## WHAT TO WORK ON
Quote the whole listing exactly. Leave the pictures out of your copy.

## EXTRACTED RECORDS
● ● ● ● ● ● ●
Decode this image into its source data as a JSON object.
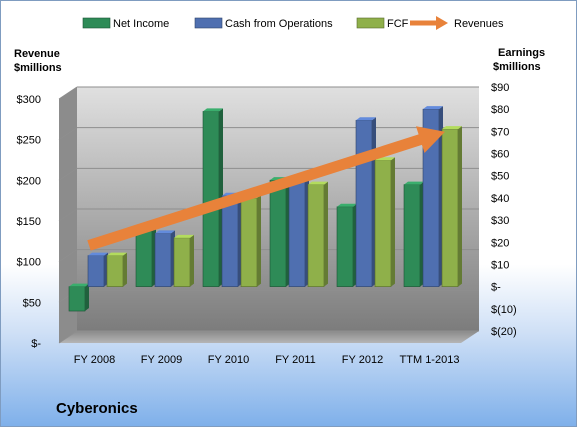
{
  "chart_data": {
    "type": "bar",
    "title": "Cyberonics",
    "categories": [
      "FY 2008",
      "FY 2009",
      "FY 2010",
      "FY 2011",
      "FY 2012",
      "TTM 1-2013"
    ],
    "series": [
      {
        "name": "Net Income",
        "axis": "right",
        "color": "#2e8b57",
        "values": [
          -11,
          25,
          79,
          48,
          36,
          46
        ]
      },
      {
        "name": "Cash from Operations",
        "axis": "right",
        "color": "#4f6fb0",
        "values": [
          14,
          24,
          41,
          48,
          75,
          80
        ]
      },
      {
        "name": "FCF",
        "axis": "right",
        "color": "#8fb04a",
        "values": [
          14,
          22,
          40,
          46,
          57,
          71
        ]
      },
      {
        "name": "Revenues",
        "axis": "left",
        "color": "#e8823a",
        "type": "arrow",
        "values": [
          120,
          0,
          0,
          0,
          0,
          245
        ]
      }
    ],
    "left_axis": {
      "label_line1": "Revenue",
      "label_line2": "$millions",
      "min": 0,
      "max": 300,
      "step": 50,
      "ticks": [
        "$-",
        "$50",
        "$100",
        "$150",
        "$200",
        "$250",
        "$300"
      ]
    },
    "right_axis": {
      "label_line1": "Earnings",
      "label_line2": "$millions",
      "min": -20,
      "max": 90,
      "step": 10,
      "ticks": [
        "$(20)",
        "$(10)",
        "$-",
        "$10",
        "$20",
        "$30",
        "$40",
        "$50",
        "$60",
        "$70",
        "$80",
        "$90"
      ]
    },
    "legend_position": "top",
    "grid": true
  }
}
● ● ● ● ● ● ●
## RESULT OF THE EXERCISE
Decode this image into its source data as a JSON object.
{
  "chart_data": {
    "type": "bar",
    "title": "Cyberonics",
    "categories": [
      "FY 2008",
      "FY 2009",
      "FY 2010",
      "FY 2011",
      "FY 2012",
      "TTM 1-2013"
    ],
    "series": [
      {
        "name": "Net Income",
        "axis": "right",
        "color": "#2e8b57",
        "values": [
          -11,
          25,
          79,
          48,
          36,
          46
        ]
      },
      {
        "name": "Cash from Operations",
        "axis": "right",
        "color": "#4f6fb0",
        "values": [
          14,
          24,
          41,
          48,
          75,
          80
        ]
      },
      {
        "name": "FCF",
        "axis": "right",
        "color": "#8fb04a",
        "values": [
          14,
          22,
          40,
          46,
          57,
          71
        ]
      },
      {
        "name": "Revenues",
        "axis": "left",
        "color": "#e8823a",
        "type": "arrow",
        "values": [
          120,
          0,
          0,
          0,
          0,
          245
        ]
      }
    ],
    "left_axis": {
      "label_line1": "Revenue",
      "label_line2": "$millions",
      "min": 0,
      "max": 300,
      "step": 50,
      "ticks": [
        "$-",
        "$50",
        "$100",
        "$150",
        "$200",
        "$250",
        "$300"
      ]
    },
    "right_axis": {
      "label_line1": "Earnings",
      "label_line2": "$millions",
      "min": -20,
      "max": 90,
      "step": 10,
      "ticks": [
        "$(20)",
        "$(10)",
        "$-",
        "$10",
        "$20",
        "$30",
        "$40",
        "$50",
        "$60",
        "$70",
        "$80",
        "$90"
      ]
    },
    "legend_position": "top",
    "grid": true
  }
}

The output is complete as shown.